• [Goal of the exercise]:
Can you pull out each line of the data below that includes the word "this"?

++++++

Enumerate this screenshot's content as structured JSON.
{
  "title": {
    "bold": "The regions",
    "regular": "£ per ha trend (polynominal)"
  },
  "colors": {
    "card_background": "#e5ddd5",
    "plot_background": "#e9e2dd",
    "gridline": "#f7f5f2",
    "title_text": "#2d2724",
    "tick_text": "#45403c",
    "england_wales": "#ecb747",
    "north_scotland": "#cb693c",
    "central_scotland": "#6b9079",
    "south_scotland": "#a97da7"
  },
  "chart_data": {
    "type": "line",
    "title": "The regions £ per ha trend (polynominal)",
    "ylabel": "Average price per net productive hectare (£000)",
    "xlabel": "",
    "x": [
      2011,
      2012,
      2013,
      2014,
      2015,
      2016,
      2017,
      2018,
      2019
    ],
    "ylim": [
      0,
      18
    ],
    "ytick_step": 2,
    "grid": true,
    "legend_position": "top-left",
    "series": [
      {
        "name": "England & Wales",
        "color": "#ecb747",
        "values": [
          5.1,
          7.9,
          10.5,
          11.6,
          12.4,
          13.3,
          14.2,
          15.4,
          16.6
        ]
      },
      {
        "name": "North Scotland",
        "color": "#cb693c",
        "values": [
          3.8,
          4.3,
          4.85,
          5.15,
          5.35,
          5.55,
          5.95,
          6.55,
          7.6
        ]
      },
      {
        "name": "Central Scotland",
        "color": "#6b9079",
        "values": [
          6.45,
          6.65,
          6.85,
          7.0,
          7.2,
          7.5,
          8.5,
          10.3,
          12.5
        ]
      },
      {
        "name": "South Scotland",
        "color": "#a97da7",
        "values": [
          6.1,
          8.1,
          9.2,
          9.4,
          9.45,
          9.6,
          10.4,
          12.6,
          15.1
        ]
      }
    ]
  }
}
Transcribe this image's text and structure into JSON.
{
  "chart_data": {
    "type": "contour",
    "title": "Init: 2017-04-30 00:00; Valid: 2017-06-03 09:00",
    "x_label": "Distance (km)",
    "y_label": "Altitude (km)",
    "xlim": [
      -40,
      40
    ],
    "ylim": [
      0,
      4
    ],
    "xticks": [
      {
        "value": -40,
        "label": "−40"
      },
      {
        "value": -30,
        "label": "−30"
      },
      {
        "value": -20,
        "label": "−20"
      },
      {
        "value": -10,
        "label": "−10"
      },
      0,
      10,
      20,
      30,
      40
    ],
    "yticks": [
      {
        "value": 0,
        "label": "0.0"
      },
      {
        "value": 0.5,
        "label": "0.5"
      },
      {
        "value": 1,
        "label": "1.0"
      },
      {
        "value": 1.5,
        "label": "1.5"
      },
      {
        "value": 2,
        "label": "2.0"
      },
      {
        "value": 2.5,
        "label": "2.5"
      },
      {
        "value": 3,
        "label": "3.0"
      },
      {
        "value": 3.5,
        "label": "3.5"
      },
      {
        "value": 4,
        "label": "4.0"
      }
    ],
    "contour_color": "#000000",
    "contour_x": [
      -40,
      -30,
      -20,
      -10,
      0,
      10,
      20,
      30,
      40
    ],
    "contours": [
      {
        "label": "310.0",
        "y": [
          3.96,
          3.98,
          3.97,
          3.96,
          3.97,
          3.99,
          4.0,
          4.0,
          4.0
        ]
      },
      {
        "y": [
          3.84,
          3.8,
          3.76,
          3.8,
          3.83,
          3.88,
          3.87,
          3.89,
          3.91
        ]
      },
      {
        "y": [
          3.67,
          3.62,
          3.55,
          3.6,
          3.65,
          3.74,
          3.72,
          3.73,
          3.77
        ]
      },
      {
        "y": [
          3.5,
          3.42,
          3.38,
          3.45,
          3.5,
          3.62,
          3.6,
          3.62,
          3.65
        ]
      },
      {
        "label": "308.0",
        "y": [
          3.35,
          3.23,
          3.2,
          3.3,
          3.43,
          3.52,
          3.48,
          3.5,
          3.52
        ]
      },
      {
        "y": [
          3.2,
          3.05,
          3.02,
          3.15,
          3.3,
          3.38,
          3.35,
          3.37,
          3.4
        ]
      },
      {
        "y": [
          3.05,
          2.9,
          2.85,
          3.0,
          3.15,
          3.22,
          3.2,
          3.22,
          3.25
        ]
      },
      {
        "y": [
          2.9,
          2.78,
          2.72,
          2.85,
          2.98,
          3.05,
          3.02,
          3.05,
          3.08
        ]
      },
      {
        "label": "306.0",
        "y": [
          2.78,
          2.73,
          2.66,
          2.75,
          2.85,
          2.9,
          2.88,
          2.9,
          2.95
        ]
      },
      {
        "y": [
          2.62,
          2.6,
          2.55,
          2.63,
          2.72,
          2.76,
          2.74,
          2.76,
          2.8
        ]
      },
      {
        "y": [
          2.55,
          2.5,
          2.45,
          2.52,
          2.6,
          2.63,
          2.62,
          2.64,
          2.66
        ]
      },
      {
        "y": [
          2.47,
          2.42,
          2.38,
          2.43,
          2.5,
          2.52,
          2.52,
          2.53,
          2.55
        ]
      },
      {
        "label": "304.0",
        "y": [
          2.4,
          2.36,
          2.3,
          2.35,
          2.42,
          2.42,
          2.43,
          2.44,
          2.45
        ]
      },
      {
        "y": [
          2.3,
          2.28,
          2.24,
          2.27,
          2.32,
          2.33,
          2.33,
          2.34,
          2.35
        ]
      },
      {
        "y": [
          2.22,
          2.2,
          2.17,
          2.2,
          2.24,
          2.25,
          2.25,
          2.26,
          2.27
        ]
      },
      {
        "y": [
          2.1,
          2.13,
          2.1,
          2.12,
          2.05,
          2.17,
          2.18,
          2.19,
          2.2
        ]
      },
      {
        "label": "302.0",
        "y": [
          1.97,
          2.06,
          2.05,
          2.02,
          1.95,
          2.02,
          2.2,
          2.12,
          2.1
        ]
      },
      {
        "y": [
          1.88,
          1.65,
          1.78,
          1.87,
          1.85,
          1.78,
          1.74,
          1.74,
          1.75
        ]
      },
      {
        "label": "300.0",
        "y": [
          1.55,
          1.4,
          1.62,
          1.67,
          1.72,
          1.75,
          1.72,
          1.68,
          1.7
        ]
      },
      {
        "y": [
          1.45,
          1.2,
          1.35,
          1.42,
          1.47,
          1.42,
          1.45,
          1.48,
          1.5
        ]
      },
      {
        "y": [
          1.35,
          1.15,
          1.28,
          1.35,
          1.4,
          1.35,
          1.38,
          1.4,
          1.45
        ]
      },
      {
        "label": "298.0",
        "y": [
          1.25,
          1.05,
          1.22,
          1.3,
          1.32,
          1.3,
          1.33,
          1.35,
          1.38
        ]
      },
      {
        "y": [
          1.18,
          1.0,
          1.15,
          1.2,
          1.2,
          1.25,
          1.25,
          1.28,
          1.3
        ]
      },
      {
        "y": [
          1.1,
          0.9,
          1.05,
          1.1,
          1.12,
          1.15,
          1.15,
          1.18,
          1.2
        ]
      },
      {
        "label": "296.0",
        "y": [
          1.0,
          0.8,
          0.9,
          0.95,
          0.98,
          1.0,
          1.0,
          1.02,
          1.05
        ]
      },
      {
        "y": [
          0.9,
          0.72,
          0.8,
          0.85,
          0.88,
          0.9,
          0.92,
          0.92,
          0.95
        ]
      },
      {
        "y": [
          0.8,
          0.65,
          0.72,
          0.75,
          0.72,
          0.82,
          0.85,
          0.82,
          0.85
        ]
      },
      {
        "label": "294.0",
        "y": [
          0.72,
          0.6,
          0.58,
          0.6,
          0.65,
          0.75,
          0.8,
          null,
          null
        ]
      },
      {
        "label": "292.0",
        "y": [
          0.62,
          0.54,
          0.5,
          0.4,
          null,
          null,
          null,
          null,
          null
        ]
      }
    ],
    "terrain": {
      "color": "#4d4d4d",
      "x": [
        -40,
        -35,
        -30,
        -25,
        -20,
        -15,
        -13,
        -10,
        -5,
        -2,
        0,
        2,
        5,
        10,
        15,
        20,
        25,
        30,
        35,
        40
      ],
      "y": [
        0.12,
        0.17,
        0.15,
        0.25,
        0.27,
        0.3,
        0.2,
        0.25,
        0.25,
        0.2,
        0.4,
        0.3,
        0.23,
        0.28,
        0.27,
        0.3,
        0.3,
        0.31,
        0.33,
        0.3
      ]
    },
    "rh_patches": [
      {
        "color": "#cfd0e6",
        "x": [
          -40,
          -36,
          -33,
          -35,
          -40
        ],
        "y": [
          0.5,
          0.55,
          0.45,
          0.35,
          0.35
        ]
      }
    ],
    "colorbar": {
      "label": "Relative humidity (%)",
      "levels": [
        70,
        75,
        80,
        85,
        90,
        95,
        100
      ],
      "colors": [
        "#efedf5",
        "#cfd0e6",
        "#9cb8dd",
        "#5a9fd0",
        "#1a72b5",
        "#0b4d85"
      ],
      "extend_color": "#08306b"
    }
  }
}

++++++

• [Task answer]:
Enumerate this screenshot's content as structured JSON.
Transcribe this image's text and structure into JSON.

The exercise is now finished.